### INSTRUCTION
Set each record down exactly, excluding all images.

### RECORDS FOR THE TASK
================================

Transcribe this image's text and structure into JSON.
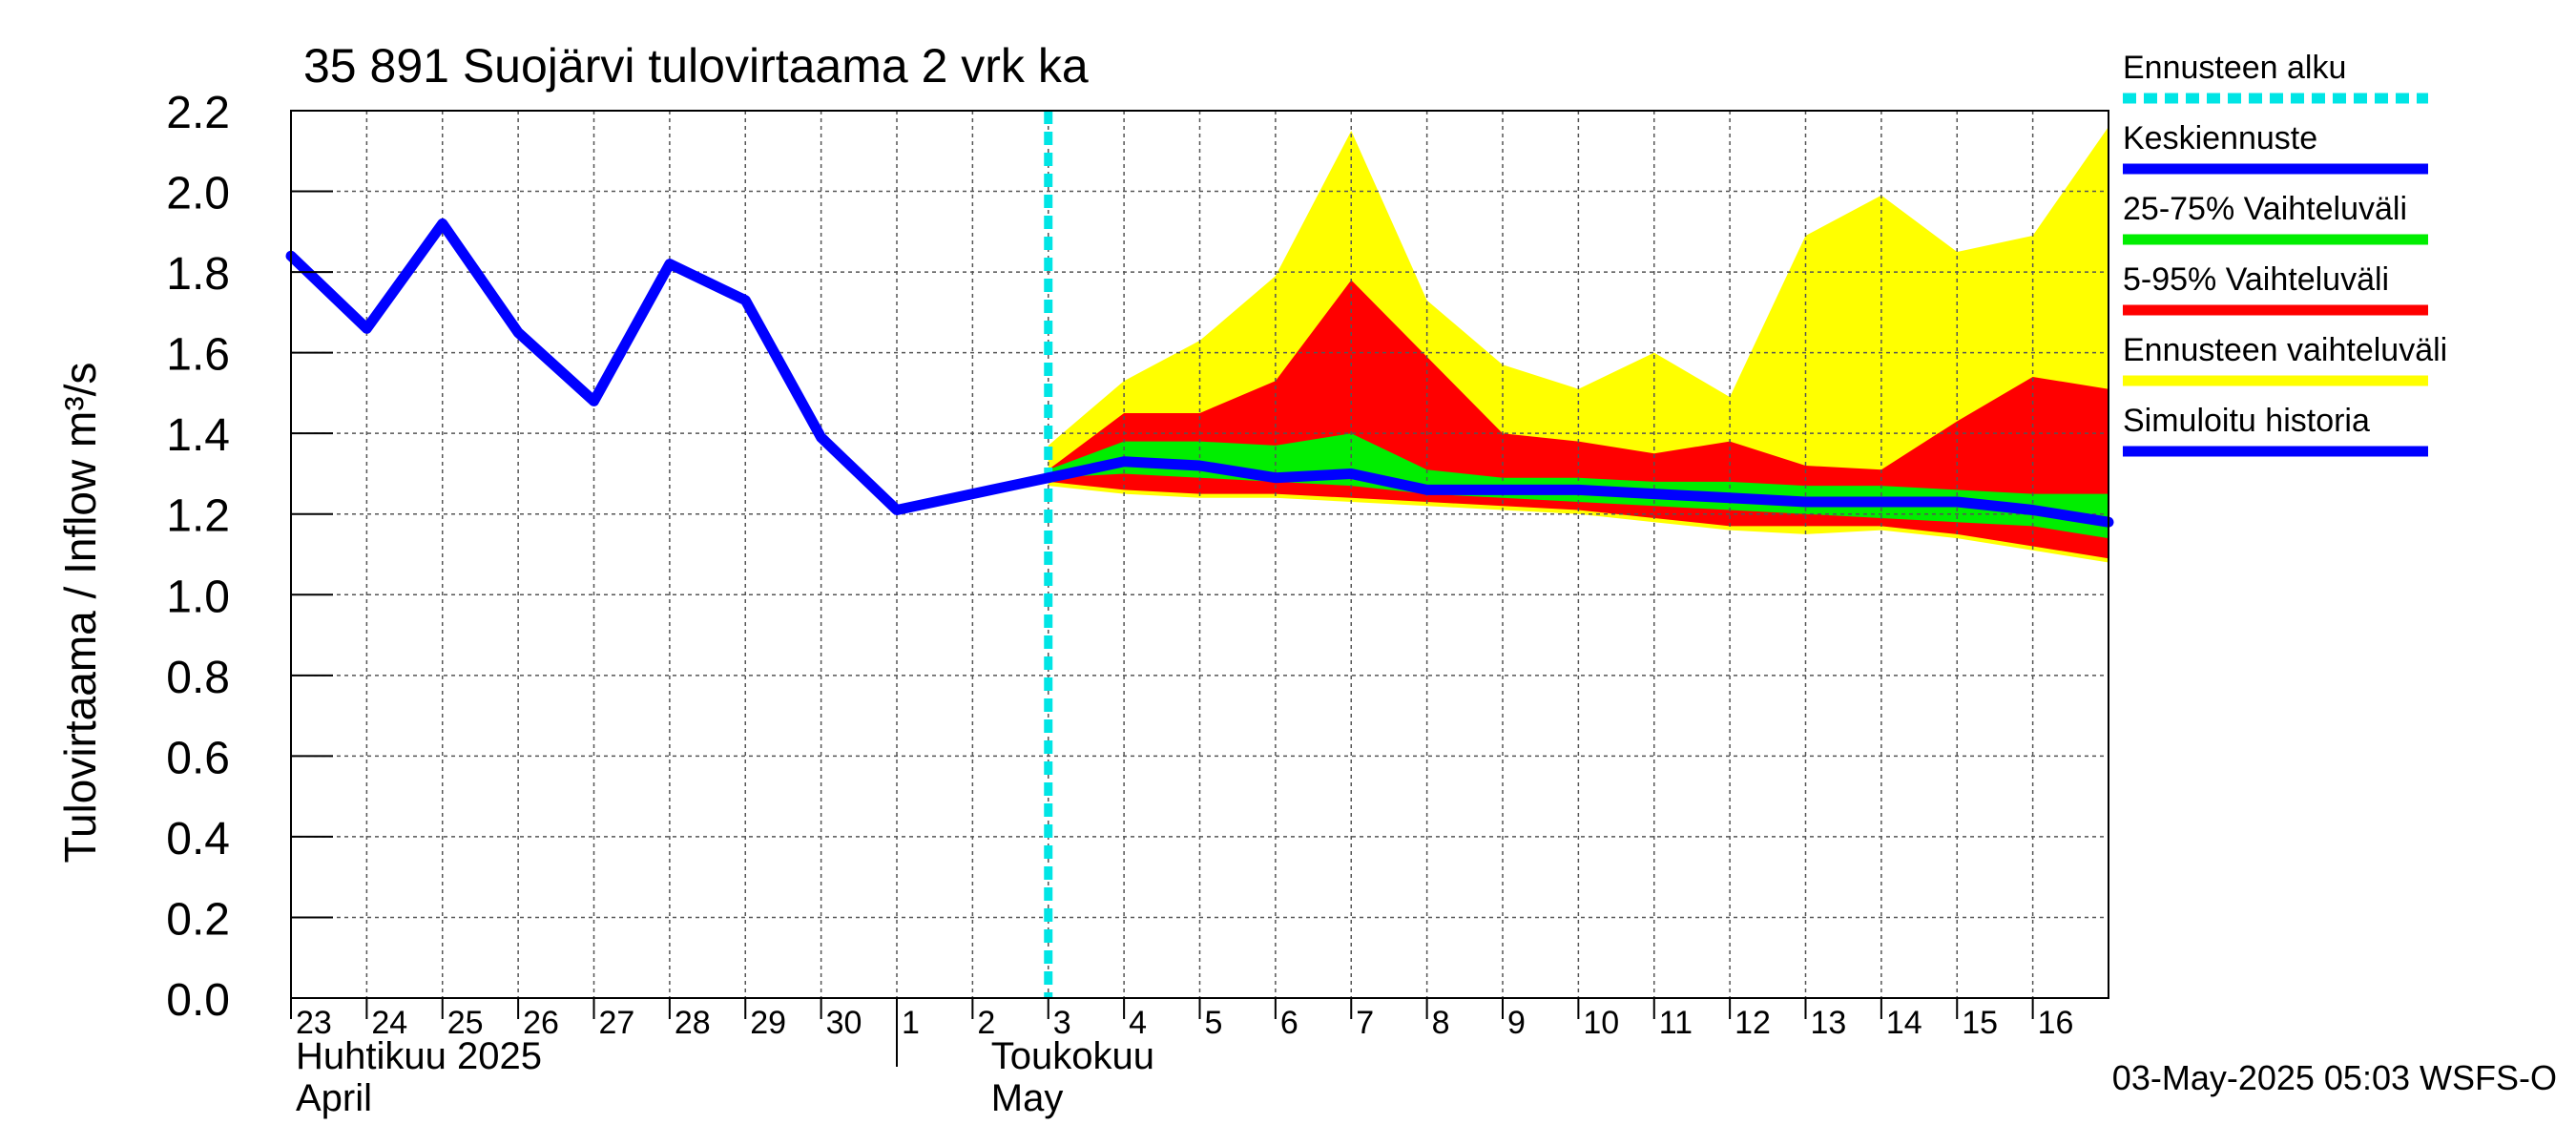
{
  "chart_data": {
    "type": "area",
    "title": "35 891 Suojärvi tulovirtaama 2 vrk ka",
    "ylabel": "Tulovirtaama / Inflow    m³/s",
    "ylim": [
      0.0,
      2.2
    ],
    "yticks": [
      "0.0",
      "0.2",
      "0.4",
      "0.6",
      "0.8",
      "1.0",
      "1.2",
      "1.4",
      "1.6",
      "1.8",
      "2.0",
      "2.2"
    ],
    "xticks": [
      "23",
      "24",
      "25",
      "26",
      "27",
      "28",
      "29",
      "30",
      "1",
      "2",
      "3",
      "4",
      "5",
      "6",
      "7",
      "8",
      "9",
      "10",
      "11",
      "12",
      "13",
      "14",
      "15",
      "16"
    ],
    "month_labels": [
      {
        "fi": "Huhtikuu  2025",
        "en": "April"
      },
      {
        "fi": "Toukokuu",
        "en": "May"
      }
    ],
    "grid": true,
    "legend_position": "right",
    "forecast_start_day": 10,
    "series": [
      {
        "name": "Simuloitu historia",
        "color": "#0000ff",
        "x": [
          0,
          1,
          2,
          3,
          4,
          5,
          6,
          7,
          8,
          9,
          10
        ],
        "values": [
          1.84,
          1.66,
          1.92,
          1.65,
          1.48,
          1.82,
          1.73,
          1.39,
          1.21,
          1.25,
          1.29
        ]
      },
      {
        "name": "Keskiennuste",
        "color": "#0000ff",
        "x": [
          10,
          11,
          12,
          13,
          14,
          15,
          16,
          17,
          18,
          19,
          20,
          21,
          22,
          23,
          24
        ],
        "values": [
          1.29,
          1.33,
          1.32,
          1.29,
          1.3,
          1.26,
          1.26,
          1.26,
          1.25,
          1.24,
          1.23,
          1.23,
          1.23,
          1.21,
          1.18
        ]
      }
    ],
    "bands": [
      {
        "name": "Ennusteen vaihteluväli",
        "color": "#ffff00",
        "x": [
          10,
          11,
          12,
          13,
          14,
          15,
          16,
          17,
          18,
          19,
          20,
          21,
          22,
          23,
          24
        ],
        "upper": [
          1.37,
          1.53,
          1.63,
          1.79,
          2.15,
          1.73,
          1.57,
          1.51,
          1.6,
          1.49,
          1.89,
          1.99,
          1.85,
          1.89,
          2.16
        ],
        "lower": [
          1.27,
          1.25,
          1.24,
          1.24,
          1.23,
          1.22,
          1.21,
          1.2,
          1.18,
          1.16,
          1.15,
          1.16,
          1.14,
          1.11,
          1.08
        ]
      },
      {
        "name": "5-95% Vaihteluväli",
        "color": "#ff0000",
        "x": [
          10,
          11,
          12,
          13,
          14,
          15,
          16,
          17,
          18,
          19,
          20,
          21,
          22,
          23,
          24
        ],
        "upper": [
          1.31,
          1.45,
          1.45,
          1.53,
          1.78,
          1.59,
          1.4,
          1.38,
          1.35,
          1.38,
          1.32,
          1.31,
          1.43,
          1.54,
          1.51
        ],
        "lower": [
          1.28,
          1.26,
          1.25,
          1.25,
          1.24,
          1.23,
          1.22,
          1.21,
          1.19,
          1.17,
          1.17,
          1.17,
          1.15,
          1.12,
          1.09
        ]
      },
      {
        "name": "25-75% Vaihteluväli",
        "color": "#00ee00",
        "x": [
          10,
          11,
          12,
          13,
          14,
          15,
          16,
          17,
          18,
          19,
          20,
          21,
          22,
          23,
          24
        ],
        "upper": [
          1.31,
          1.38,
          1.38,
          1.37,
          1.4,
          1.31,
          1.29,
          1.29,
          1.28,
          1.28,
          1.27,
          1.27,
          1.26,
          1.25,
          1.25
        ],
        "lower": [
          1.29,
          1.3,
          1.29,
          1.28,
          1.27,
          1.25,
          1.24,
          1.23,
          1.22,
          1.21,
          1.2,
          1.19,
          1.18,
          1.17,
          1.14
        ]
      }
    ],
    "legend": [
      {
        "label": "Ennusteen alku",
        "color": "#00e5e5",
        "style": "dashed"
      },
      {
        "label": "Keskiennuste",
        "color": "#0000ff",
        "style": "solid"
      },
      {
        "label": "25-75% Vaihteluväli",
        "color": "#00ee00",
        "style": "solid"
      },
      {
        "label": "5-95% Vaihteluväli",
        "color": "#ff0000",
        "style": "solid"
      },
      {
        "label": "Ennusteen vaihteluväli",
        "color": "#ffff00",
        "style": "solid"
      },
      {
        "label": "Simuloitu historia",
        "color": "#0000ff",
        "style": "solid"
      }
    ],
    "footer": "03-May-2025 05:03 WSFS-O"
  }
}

================================

### SOLUTION TO THE PROBLEM
Transcribe this image's text and structure into JSON.
{
  "chart_data": {
    "type": "area",
    "title": "35 891 Suojärvi tulovirtaama 2 vrk ka",
    "ylabel": "Tulovirtaama / Inflow    m³/s",
    "ylim": [
      0.0,
      2.2
    ],
    "yticks": [
      "0.0",
      "0.2",
      "0.4",
      "0.6",
      "0.8",
      "1.0",
      "1.2",
      "1.4",
      "1.6",
      "1.8",
      "2.0",
      "2.2"
    ],
    "xticks": [
      "23",
      "24",
      "25",
      "26",
      "27",
      "28",
      "29",
      "30",
      "1",
      "2",
      "3",
      "4",
      "5",
      "6",
      "7",
      "8",
      "9",
      "10",
      "11",
      "12",
      "13",
      "14",
      "15",
      "16"
    ],
    "month_labels": [
      {
        "fi": "Huhtikuu  2025",
        "en": "April"
      },
      {
        "fi": "Toukokuu",
        "en": "May"
      }
    ],
    "grid": true,
    "legend_position": "right",
    "forecast_start_day": 10,
    "series": [
      {
        "name": "Simuloitu historia",
        "color": "#0000ff",
        "x": [
          0,
          1,
          2,
          3,
          4,
          5,
          6,
          7,
          8,
          9,
          10
        ],
        "values": [
          1.84,
          1.66,
          1.92,
          1.65,
          1.48,
          1.82,
          1.73,
          1.39,
          1.21,
          1.25,
          1.29
        ]
      },
      {
        "name": "Keskiennuste",
        "color": "#0000ff",
        "x": [
          10,
          11,
          12,
          13,
          14,
          15,
          16,
          17,
          18,
          19,
          20,
          21,
          22,
          23,
          24
        ],
        "values": [
          1.29,
          1.33,
          1.32,
          1.29,
          1.3,
          1.26,
          1.26,
          1.26,
          1.25,
          1.24,
          1.23,
          1.23,
          1.23,
          1.21,
          1.18
        ]
      }
    ],
    "bands": [
      {
        "name": "Ennusteen vaihteluväli",
        "color": "#ffff00",
        "x": [
          10,
          11,
          12,
          13,
          14,
          15,
          16,
          17,
          18,
          19,
          20,
          21,
          22,
          23,
          24
        ],
        "upper": [
          1.37,
          1.53,
          1.63,
          1.79,
          2.15,
          1.73,
          1.57,
          1.51,
          1.6,
          1.49,
          1.89,
          1.99,
          1.85,
          1.89,
          2.16
        ],
        "lower": [
          1.27,
          1.25,
          1.24,
          1.24,
          1.23,
          1.22,
          1.21,
          1.2,
          1.18,
          1.16,
          1.15,
          1.16,
          1.14,
          1.11,
          1.08
        ]
      },
      {
        "name": "5-95% Vaihteluväli",
        "color": "#ff0000",
        "x": [
          10,
          11,
          12,
          13,
          14,
          15,
          16,
          17,
          18,
          19,
          20,
          21,
          22,
          23,
          24
        ],
        "upper": [
          1.31,
          1.45,
          1.45,
          1.53,
          1.78,
          1.59,
          1.4,
          1.38,
          1.35,
          1.38,
          1.32,
          1.31,
          1.43,
          1.54,
          1.51
        ],
        "lower": [
          1.28,
          1.26,
          1.25,
          1.25,
          1.24,
          1.23,
          1.22,
          1.21,
          1.19,
          1.17,
          1.17,
          1.17,
          1.15,
          1.12,
          1.09
        ]
      },
      {
        "name": "25-75% Vaihteluväli",
        "color": "#00ee00",
        "x": [
          10,
          11,
          12,
          13,
          14,
          15,
          16,
          17,
          18,
          19,
          20,
          21,
          22,
          23,
          24
        ],
        "upper": [
          1.31,
          1.38,
          1.38,
          1.37,
          1.4,
          1.31,
          1.29,
          1.29,
          1.28,
          1.28,
          1.27,
          1.27,
          1.26,
          1.25,
          1.25
        ],
        "lower": [
          1.29,
          1.3,
          1.29,
          1.28,
          1.27,
          1.25,
          1.24,
          1.23,
          1.22,
          1.21,
          1.2,
          1.19,
          1.18,
          1.17,
          1.14
        ]
      }
    ],
    "legend": [
      {
        "label": "Ennusteen alku",
        "color": "#00e5e5",
        "style": "dashed"
      },
      {
        "label": "Keskiennuste",
        "color": "#0000ff",
        "style": "solid"
      },
      {
        "label": "25-75% Vaihteluväli",
        "color": "#00ee00",
        "style": "solid"
      },
      {
        "label": "5-95% Vaihteluväli",
        "color": "#ff0000",
        "style": "solid"
      },
      {
        "label": "Ennusteen vaihteluväli",
        "color": "#ffff00",
        "style": "solid"
      },
      {
        "label": "Simuloitu historia",
        "color": "#0000ff",
        "style": "solid"
      }
    ],
    "footer": "03-May-2025 05:03 WSFS-O"
  }
}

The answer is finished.